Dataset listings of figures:
○ ○ ○ ○ ○ ○ ○

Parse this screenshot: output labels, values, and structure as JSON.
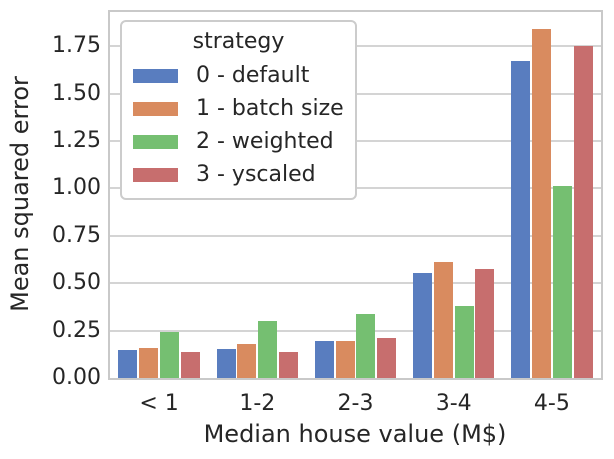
{
  "figure": {
    "background": "#ffffff",
    "text_color": "#262626",
    "grid_color": "#d4d4d4",
    "spine_color": "#c9c9c9"
  },
  "chart_data": {
    "type": "bar",
    "title": "",
    "xlabel": "Median house value (M$)",
    "ylabel": "Mean squared error",
    "categories": [
      "< 1",
      "1-2",
      "2-3",
      "3-4",
      "4-5"
    ],
    "series": [
      {
        "name": "0 - default",
        "color": "#597DBF",
        "values": [
          0.15,
          0.155,
          0.195,
          0.555,
          1.67
        ]
      },
      {
        "name": "1 - batch size",
        "color": "#D98B5F",
        "values": [
          0.16,
          0.18,
          0.195,
          0.61,
          1.84
        ]
      },
      {
        "name": "2 - weighted",
        "color": "#75BF71",
        "values": [
          0.245,
          0.3,
          0.335,
          0.38,
          1.01
        ]
      },
      {
        "name": "3 - yscaled",
        "color": "#C76E6E",
        "values": [
          0.135,
          0.135,
          0.21,
          0.575,
          1.75
        ]
      }
    ],
    "legend_title": "strategy",
    "legend_position": "upper left",
    "ylim": [
      0,
      1.93
    ],
    "ytick_labels": [
      "0.00",
      "0.25",
      "0.50",
      "0.75",
      "1.00",
      "1.25",
      "1.50",
      "1.75"
    ],
    "grid": "horizontal"
  }
}
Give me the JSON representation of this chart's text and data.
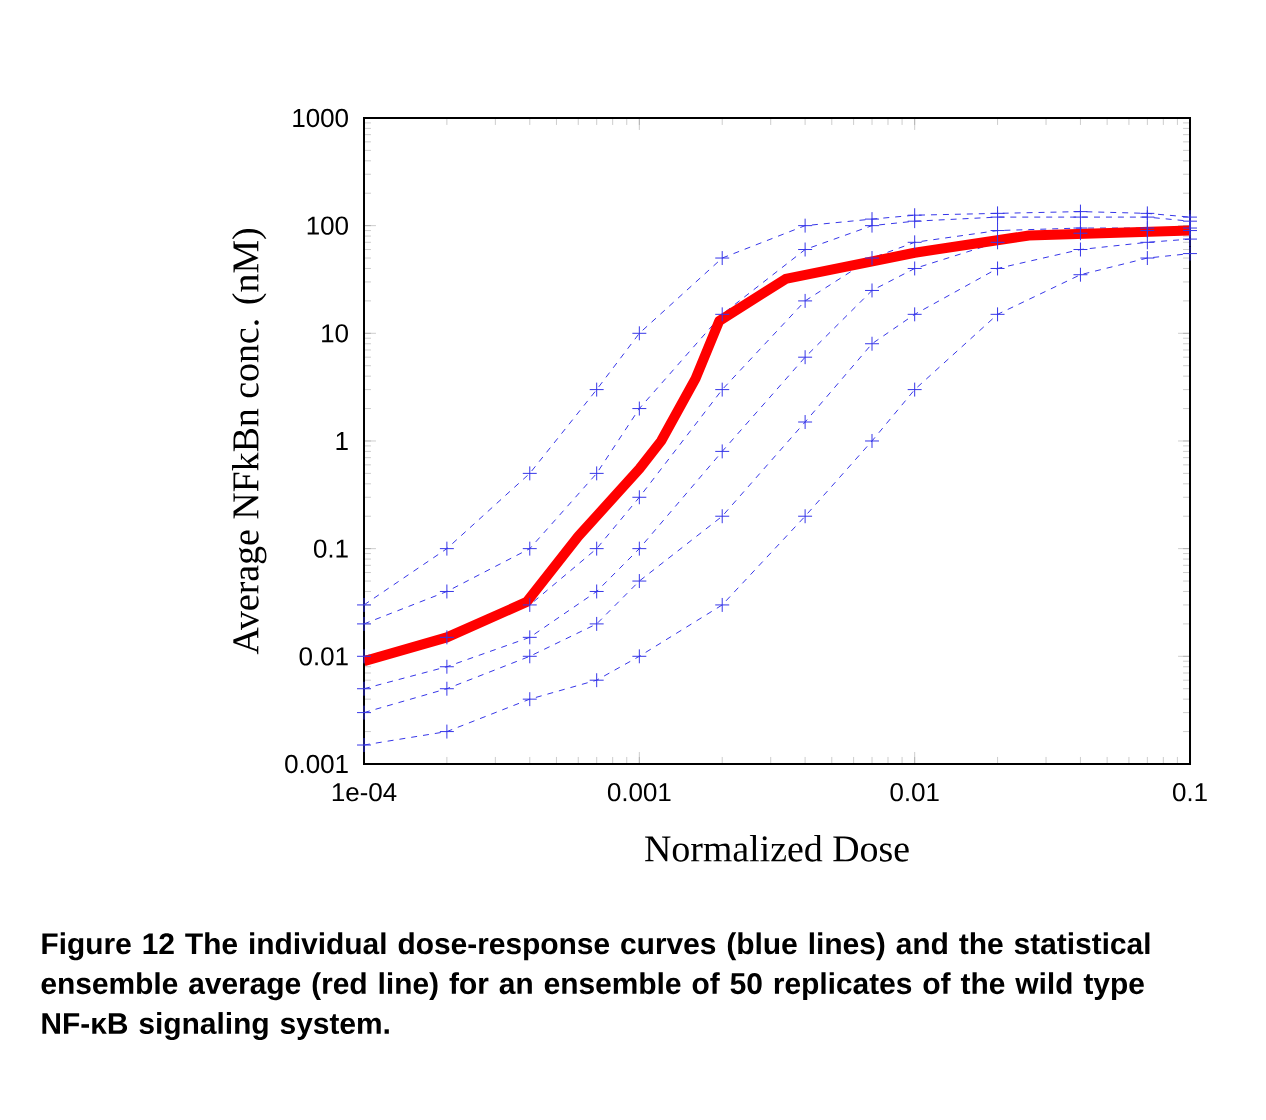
{
  "chart_data": {
    "type": "line",
    "xlabel": "Normalized Dose",
    "ylabel": "Average NFkBn conc. (nM)",
    "annotations": [
      "Figure 12 The individual dose-response curves (blue lines) and the statistical ensemble average (red line) for an ensemble of 50 replicates of the wild type NF-κB signaling system."
    ],
    "log": "xy",
    "xlim": [
      0.0001,
      0.1
    ],
    "ylim": [
      0.001,
      1000
    ],
    "xticks": [
      {
        "value": 0.0001,
        "label": "1e-04"
      },
      0.001,
      0.01,
      0.1
    ],
    "yticks": [
      0.001,
      0.01,
      0.1,
      1,
      10,
      100,
      1000
    ],
    "series": [
      {
        "color": "#3535e8",
        "marker": "cross",
        "line_style": "dashed",
        "x": [
          0.0001,
          0.0002,
          0.0004,
          0.0007,
          0.001,
          0.002,
          0.004,
          0.007,
          0.01,
          0.02,
          0.04,
          0.07,
          0.1
        ],
        "values": [
          0.03,
          0.1,
          0.5,
          3,
          10,
          50,
          100,
          115,
          125,
          130,
          135,
          130,
          120
        ]
      },
      {
        "color": "#3535e8",
        "marker": "cross",
        "line_style": "dashed",
        "x": [
          0.0001,
          0.0002,
          0.0004,
          0.0007,
          0.001,
          0.002,
          0.004,
          0.007,
          0.01,
          0.02,
          0.04,
          0.07,
          0.1
        ],
        "values": [
          0.02,
          0.04,
          0.1,
          0.5,
          2,
          15,
          60,
          100,
          110,
          120,
          120,
          120,
          110
        ]
      },
      {
        "color": "#3535e8",
        "marker": "cross",
        "line_style": "dashed",
        "x": [
          0.0001,
          0.0002,
          0.0004,
          0.0007,
          0.001,
          0.002,
          0.004,
          0.007,
          0.01,
          0.02,
          0.04,
          0.07,
          0.1
        ],
        "values": [
          0.01,
          0.015,
          0.03,
          0.1,
          0.3,
          3,
          20,
          50,
          70,
          90,
          95,
          95,
          95
        ]
      },
      {
        "color": "#3535e8",
        "marker": "cross",
        "line_style": "dashed",
        "x": [
          0.0001,
          0.0002,
          0.0004,
          0.0007,
          0.001,
          0.002,
          0.004,
          0.007,
          0.01,
          0.02,
          0.04,
          0.07,
          0.1
        ],
        "values": [
          0.005,
          0.008,
          0.015,
          0.04,
          0.1,
          0.8,
          6,
          25,
          40,
          70,
          85,
          90,
          90
        ]
      },
      {
        "color": "#3535e8",
        "marker": "cross",
        "line_style": "dashed",
        "x": [
          0.0001,
          0.0002,
          0.0004,
          0.0007,
          0.001,
          0.002,
          0.004,
          0.007,
          0.01,
          0.02,
          0.04,
          0.07,
          0.1
        ],
        "values": [
          0.003,
          0.005,
          0.01,
          0.02,
          0.05,
          0.2,
          1.5,
          8,
          15,
          40,
          60,
          70,
          75
        ]
      },
      {
        "color": "#3535e8",
        "marker": "cross",
        "line_style": "dashed",
        "x": [
          0.0001,
          0.0002,
          0.0004,
          0.0007,
          0.001,
          0.002,
          0.004,
          0.007,
          0.01,
          0.02,
          0.04,
          0.07,
          0.1
        ],
        "values": [
          0.0015,
          0.002,
          0.004,
          0.006,
          0.01,
          0.03,
          0.2,
          1,
          3,
          15,
          35,
          50,
          55
        ]
      },
      {
        "color": "#ff0000",
        "marker": "none",
        "line_style": "solid",
        "x": [
          0.0001,
          0.0002,
          0.00039,
          0.0006,
          0.001,
          0.0012,
          0.0016,
          0.00195,
          0.0034,
          0.01,
          0.026,
          0.1
        ],
        "values": [
          0.009,
          0.015,
          0.032,
          0.13,
          0.55,
          1,
          3.8,
          13,
          32,
          56,
          81,
          90
        ]
      }
    ]
  }
}
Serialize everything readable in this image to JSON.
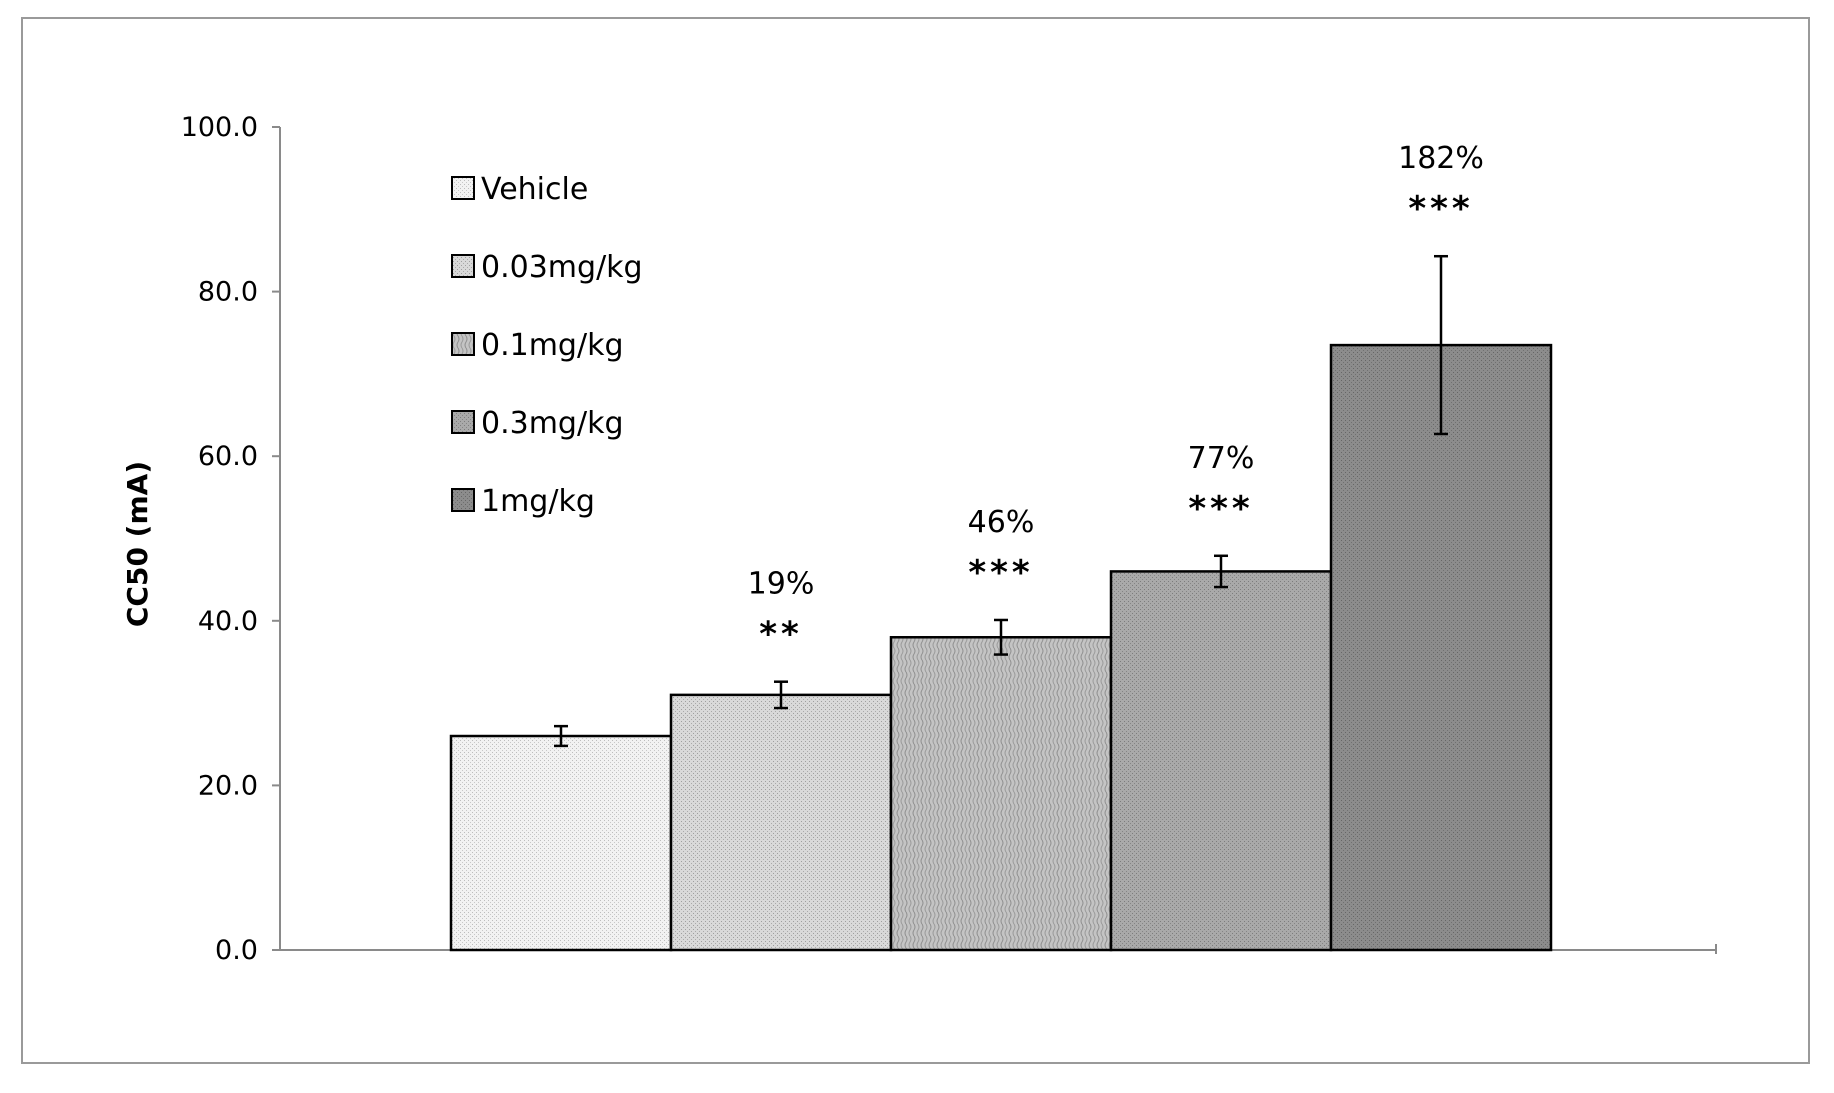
{
  "chart_data": {
    "type": "bar",
    "title": "",
    "xlabel": "",
    "ylabel": "CC50 (mA)",
    "ylim": [
      0,
      100
    ],
    "yticks": [
      "0.0",
      "20.0",
      "40.0",
      "60.0",
      "80.0",
      "100.0"
    ],
    "grid": false,
    "legend_position": "top-left",
    "categories": [
      "Vehicle",
      "0.03mg/kg",
      "0.1mg/kg",
      "0.3mg/kg",
      "1mg/kg"
    ],
    "values": [
      26.0,
      31.0,
      38.0,
      46.0,
      73.5
    ],
    "errors": [
      1.2,
      1.6,
      2.1,
      1.9,
      10.8
    ],
    "percent_labels": [
      "",
      "19%",
      "46%",
      "77%",
      "182%"
    ],
    "significance": [
      "",
      "**",
      "***",
      "***",
      "***"
    ],
    "legend": [
      "Vehicle",
      "0.03mg/kg",
      "0.1mg/kg",
      "0.3mg/kg",
      "1mg/kg"
    ],
    "colors": [
      "#eeeeee",
      "#d0d0d0",
      "#bababa",
      "#a0a0a0",
      "#868686"
    ]
  }
}
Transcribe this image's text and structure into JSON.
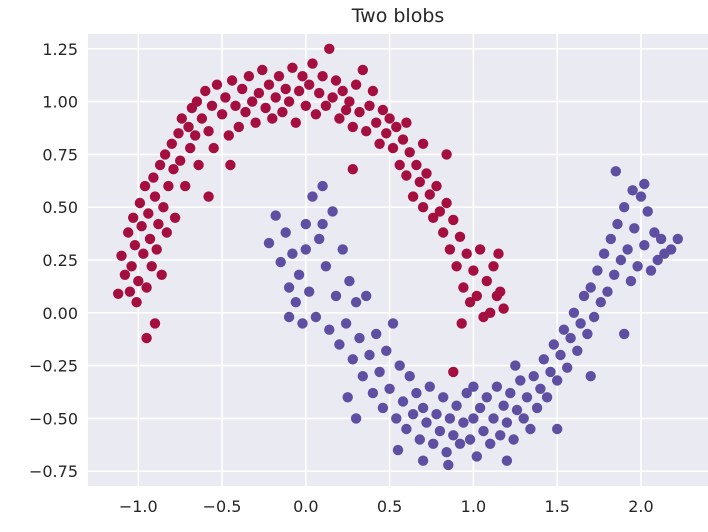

○ ○ ○ ○ ○ ○ ○

> **TO BE DONE**
Your copy should repeat each entry above exactly but contain no pictures.

> **OUTPUT OF THE EXERCISE**
Parse this screenshot: output labels, values, and structure as JSON.
{
  "figure": {
    "background": "#ffffff",
    "text_color": "#262626",
    "grid_color": "#d4d4d4",
    "spine_color": "#c9c9c9"
  },
  "chart_data": {
    "type": "bar",
    "title": "",
    "xlabel": "Median house value (M$)",
    "ylabel": "Mean squared error",
    "categories": [
      "< 1",
      "1-2",
      "2-3",
      "3-4",
      "4-5"
    ],
    "series": [
      {
        "name": "0 - default",
        "color": "#597DBF",
        "values": [
          0.15,
          0.155,
          0.195,
          0.555,
          1.67
        ]
      },
      {
        "name": "1 - batch size",
        "color": "#D98B5F",
        "values": [
          0.16,
          0.18,
          0.195,
          0.61,
          1.84
        ]
      },
      {
        "name": "2 - weighted",
        "color": "#75BF71",
        "values": [
          0.245,
          0.3,
          0.335,
          0.38,
          1.01
        ]
      },
      {
        "name": "3 - yscaled",
        "color": "#C76E6E",
        "values": [
          0.135,
          0.135,
          0.21,
          0.575,
          1.75
        ]
      }
    ],
    "legend_title": "strategy",
    "legend_position": "upper left",
    "ylim": [
      0,
      1.93
    ],
    "ytick_labels": [
      "0.00",
      "0.25",
      "0.50",
      "0.75",
      "1.00",
      "1.25",
      "1.50",
      "1.75"
    ],
    "grid": "horizontal"
  }
}
Give me the JSON representation of this chart's text and data.
{
  "chart_data": {
    "type": "line",
    "xlabel": "Normalized Dose",
    "ylabel": "Average NFkBn conc. (nM)",
    "annotations": [
      "Figure 12 The individual dose-response curves (blue lines) and the statistical ensemble average (red line) for an ensemble of 50 replicates of the wild type NF-κB signaling system."
    ],
    "log": "xy",
    "xlim": [
      0.0001,
      0.1
    ],
    "ylim": [
      0.001,
      1000
    ],
    "xticks": [
      {
        "value": 0.0001,
        "label": "1e-04"
      },
      0.001,
      0.01,
      0.1
    ],
    "yticks": [
      0.001,
      0.01,
      0.1,
      1,
      10,
      100,
      1000
    ],
    "series": [
      {
        "color": "#3535e8",
        "marker": "cross",
        "line_style": "dashed",
        "x": [
          0.0001,
          0.0002,
          0.0004,
          0.0007,
          0.001,
          0.002,
          0.004,
          0.007,
          0.01,
          0.02,
          0.04,
          0.07,
          0.1
        ],
        "values": [
          0.03,
          0.1,
          0.5,
          3,
          10,
          50,
          100,
          115,
          125,
          130,
          135,
          130,
          120
        ]
      },
      {
        "color": "#3535e8",
        "marker": "cross",
        "line_style": "dashed",
        "x": [
          0.0001,
          0.0002,
          0.0004,
          0.0007,
          0.001,
          0.002,
          0.004,
          0.007,
          0.01,
          0.02,
          0.04,
          0.07,
          0.1
        ],
        "values": [
          0.02,
          0.04,
          0.1,
          0.5,
          2,
          15,
          60,
          100,
          110,
          120,
          120,
          120,
          110
        ]
      },
      {
        "color": "#3535e8",
        "marker": "cross",
        "line_style": "dashed",
        "x": [
          0.0001,
          0.0002,
          0.0004,
          0.0007,
          0.001,
          0.002,
          0.004,
          0.007,
          0.01,
          0.02,
          0.04,
          0.07,
          0.1
        ],
        "values": [
          0.01,
          0.015,
          0.03,
          0.1,
          0.3,
          3,
          20,
          50,
          70,
          90,
          95,
          95,
          95
        ]
      },
      {
        "color": "#3535e8",
        "marker": "cross",
        "line_style": "dashed",
        "x": [
          0.0001,
          0.0002,
          0.0004,
          0.0007,
          0.001,
          0.002,
          0.004,
          0.007,
          0.01,
          0.02,
          0.04,
          0.07,
          0.1
        ],
        "values": [
          0.005,
          0.008,
          0.015,
          0.04,
          0.1,
          0.8,
          6,
          25,
          40,
          70,
          85,
          90,
          90
        ]
      },
      {
        "color": "#3535e8",
        "marker": "cross",
        "line_style": "dashed",
        "x": [
          0.0001,
          0.0002,
          0.0004,
          0.0007,
          0.001,
          0.002,
          0.004,
          0.007,
          0.01,
          0.02,
          0.04,
          0.07,
          0.1
        ],
        "values": [
          0.003,
          0.005,
          0.01,
          0.02,
          0.05,
          0.2,
          1.5,
          8,
          15,
          40,
          60,
          70,
          75
        ]
      },
      {
        "color": "#3535e8",
        "marker": "cross",
        "line_style": "dashed",
        "x": [
          0.0001,
          0.0002,
          0.0004,
          0.0007,
          0.001,
          0.002,
          0.004,
          0.007,
          0.01,
          0.02,
          0.04,
          0.07,
          0.1
        ],
        "values": [
          0.0015,
          0.002,
          0.004,
          0.006,
          0.01,
          0.03,
          0.2,
          1,
          3,
          15,
          35,
          50,
          55
        ]
      },
      {
        "color": "#ff0000",
        "marker": "none",
        "line_style": "solid",
        "x": [
          0.0001,
          0.0002,
          0.00039,
          0.0006,
          0.001,
          0.0012,
          0.0016,
          0.00195,
          0.0034,
          0.01,
          0.026,
          0.1
        ],
        "values": [
          0.009,
          0.015,
          0.032,
          0.13,
          0.55,
          1,
          3.8,
          13,
          32,
          56,
          81,
          90
        ]
      }
    ]
  }
}
Serialize everything readable in this image to JSON.
{
  "chart_data": {
    "type": "bar",
    "title": "",
    "xlabel": "",
    "ylabel": "CC50 (mA)",
    "ylim": [
      0,
      100
    ],
    "yticks": [
      "0.0",
      "20.0",
      "40.0",
      "60.0",
      "80.0",
      "100.0"
    ],
    "grid": false,
    "legend_position": "top-left",
    "categories": [
      "Vehicle",
      "0.03mg/kg",
      "0.1mg/kg",
      "0.3mg/kg",
      "1mg/kg"
    ],
    "values": [
      26.0,
      31.0,
      38.0,
      46.0,
      73.5
    ],
    "errors": [
      1.2,
      1.6,
      2.1,
      1.9,
      10.8
    ],
    "percent_labels": [
      "",
      "19%",
      "46%",
      "77%",
      "182%"
    ],
    "significance": [
      "",
      "**",
      "***",
      "***",
      "***"
    ],
    "legend": [
      "Vehicle",
      "0.03mg/kg",
      "0.1mg/kg",
      "0.3mg/kg",
      "1mg/kg"
    ],
    "colors": [
      "#eeeeee",
      "#d0d0d0",
      "#bababa",
      "#a0a0a0",
      "#868686"
    ]
  }
}
Transcribe this image's text and structure into JSON.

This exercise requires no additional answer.